### Exercise goal
From the entries below, count the lines with "name". Write only the count.

◆ ◆ ◆ ◆ ◆

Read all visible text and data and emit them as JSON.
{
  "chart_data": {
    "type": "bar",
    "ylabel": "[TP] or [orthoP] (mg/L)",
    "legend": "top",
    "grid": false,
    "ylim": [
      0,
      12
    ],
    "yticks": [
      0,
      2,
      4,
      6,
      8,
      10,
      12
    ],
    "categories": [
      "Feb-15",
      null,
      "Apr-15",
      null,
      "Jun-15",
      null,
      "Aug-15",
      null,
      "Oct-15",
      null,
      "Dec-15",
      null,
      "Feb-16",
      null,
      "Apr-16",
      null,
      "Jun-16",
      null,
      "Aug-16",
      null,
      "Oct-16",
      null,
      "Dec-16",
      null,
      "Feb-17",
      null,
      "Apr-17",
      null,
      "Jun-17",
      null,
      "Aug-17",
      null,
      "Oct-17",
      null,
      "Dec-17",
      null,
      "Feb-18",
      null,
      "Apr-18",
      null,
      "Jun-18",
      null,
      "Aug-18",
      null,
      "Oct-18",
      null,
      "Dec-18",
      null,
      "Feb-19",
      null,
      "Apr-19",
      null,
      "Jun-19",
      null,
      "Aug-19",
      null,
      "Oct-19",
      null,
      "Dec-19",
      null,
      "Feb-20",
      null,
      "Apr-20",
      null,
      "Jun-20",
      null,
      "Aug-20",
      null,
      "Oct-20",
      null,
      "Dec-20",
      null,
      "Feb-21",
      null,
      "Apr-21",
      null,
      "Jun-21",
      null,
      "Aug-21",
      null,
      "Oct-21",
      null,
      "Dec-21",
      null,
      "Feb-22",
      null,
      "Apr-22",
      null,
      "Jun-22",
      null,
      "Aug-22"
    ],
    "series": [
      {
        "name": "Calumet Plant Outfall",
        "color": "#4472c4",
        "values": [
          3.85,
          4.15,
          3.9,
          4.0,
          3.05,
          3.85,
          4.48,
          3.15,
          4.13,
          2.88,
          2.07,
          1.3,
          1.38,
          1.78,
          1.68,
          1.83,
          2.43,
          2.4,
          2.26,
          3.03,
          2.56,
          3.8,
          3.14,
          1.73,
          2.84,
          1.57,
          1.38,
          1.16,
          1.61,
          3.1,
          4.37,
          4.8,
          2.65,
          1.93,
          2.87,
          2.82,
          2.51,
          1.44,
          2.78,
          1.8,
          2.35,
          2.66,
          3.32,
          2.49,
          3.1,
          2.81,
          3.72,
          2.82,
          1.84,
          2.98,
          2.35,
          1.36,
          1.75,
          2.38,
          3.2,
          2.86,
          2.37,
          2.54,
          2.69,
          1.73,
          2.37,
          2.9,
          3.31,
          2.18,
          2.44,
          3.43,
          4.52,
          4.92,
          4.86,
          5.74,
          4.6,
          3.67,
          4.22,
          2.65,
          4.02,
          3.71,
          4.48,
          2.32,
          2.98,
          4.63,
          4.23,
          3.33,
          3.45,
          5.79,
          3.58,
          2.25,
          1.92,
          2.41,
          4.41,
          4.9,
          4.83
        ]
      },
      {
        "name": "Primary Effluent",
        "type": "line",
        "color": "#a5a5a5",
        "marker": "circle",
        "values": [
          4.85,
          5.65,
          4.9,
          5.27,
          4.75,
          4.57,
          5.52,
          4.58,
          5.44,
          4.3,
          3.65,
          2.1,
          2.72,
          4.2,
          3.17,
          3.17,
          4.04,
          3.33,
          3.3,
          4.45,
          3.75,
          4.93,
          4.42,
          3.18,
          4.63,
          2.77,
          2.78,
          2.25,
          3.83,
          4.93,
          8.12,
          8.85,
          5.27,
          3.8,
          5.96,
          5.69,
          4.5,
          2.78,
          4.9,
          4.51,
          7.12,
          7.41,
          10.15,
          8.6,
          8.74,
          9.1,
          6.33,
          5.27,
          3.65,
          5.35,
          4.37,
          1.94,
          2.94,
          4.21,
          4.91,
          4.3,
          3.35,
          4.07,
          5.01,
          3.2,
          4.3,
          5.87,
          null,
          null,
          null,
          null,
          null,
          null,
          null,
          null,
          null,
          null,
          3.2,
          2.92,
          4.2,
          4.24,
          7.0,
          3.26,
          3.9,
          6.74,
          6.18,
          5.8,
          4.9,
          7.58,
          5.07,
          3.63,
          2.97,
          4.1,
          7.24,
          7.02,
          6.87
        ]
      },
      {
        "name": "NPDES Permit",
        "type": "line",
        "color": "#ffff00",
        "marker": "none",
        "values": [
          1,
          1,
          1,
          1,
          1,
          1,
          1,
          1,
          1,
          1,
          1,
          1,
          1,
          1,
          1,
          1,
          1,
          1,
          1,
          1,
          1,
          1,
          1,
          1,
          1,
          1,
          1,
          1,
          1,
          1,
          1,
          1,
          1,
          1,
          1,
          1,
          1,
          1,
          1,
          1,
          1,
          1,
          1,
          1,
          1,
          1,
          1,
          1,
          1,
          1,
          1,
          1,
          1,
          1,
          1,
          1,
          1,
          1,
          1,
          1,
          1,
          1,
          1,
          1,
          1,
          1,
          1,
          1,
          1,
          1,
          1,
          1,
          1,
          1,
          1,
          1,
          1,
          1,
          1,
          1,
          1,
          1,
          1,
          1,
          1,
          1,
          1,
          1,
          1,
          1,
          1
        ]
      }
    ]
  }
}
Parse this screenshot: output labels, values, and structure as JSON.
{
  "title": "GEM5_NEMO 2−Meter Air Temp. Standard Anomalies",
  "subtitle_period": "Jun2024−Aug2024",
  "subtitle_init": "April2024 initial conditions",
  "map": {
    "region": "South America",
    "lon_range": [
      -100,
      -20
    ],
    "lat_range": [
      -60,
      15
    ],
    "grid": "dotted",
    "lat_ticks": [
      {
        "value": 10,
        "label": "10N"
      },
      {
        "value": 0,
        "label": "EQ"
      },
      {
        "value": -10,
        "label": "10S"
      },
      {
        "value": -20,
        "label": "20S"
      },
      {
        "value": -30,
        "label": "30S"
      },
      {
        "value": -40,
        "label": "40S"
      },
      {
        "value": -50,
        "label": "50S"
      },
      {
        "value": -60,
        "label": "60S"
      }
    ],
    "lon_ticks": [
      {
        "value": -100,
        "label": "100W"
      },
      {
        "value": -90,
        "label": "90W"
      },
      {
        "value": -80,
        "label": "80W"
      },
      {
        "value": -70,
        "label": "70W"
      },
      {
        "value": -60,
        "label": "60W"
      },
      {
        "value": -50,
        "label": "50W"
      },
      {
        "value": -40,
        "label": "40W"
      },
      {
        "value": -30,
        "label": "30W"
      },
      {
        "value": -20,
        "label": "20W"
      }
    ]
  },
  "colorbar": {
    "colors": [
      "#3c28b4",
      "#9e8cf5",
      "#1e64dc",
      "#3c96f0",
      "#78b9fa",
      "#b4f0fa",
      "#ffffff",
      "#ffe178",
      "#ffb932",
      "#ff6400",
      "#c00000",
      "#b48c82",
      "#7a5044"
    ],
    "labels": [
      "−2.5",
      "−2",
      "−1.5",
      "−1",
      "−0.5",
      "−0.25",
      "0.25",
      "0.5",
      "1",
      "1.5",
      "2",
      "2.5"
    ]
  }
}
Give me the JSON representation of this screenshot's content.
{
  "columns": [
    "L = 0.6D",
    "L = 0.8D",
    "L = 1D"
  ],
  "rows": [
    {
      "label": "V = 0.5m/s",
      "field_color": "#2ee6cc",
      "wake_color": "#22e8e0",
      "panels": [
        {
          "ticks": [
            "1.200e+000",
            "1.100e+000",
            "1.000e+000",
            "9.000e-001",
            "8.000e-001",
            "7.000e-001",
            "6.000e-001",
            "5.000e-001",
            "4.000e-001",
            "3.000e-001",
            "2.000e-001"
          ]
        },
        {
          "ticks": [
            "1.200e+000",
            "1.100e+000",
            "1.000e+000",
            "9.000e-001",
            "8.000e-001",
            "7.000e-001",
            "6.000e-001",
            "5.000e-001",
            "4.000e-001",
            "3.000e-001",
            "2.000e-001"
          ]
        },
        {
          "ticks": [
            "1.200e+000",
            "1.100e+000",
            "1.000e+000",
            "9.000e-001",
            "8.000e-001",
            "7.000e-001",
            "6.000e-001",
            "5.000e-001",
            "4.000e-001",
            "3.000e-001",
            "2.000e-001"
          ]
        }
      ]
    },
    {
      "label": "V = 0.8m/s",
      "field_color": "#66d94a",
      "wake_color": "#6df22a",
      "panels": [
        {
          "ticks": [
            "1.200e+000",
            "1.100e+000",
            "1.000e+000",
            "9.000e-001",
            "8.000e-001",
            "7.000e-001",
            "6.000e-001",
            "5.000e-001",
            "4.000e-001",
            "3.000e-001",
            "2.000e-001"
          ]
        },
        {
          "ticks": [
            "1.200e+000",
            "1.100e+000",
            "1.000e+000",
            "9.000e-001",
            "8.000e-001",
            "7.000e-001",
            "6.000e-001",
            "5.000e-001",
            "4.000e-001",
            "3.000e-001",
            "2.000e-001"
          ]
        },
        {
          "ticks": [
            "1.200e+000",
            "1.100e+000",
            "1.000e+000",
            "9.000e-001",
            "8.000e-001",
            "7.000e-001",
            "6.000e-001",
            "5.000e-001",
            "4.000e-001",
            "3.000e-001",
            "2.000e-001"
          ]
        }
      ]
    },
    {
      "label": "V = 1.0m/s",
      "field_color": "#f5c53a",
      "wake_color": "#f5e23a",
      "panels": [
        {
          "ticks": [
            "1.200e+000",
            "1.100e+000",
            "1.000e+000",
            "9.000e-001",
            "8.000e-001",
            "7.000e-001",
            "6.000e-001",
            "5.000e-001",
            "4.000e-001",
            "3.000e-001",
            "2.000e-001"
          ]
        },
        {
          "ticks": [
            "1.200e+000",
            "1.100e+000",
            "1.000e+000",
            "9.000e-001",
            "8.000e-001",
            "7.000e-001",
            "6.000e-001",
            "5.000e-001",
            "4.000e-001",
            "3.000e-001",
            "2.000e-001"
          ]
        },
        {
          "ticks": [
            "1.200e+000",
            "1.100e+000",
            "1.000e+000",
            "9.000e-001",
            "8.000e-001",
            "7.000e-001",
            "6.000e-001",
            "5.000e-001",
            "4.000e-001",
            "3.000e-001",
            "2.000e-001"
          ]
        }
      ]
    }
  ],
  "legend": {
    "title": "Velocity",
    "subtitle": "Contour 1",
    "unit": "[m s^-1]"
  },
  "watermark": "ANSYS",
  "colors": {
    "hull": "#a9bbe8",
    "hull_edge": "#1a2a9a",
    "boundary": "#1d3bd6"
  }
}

◆ ◆ ◆ ◆ ◆

### Exercise solution
3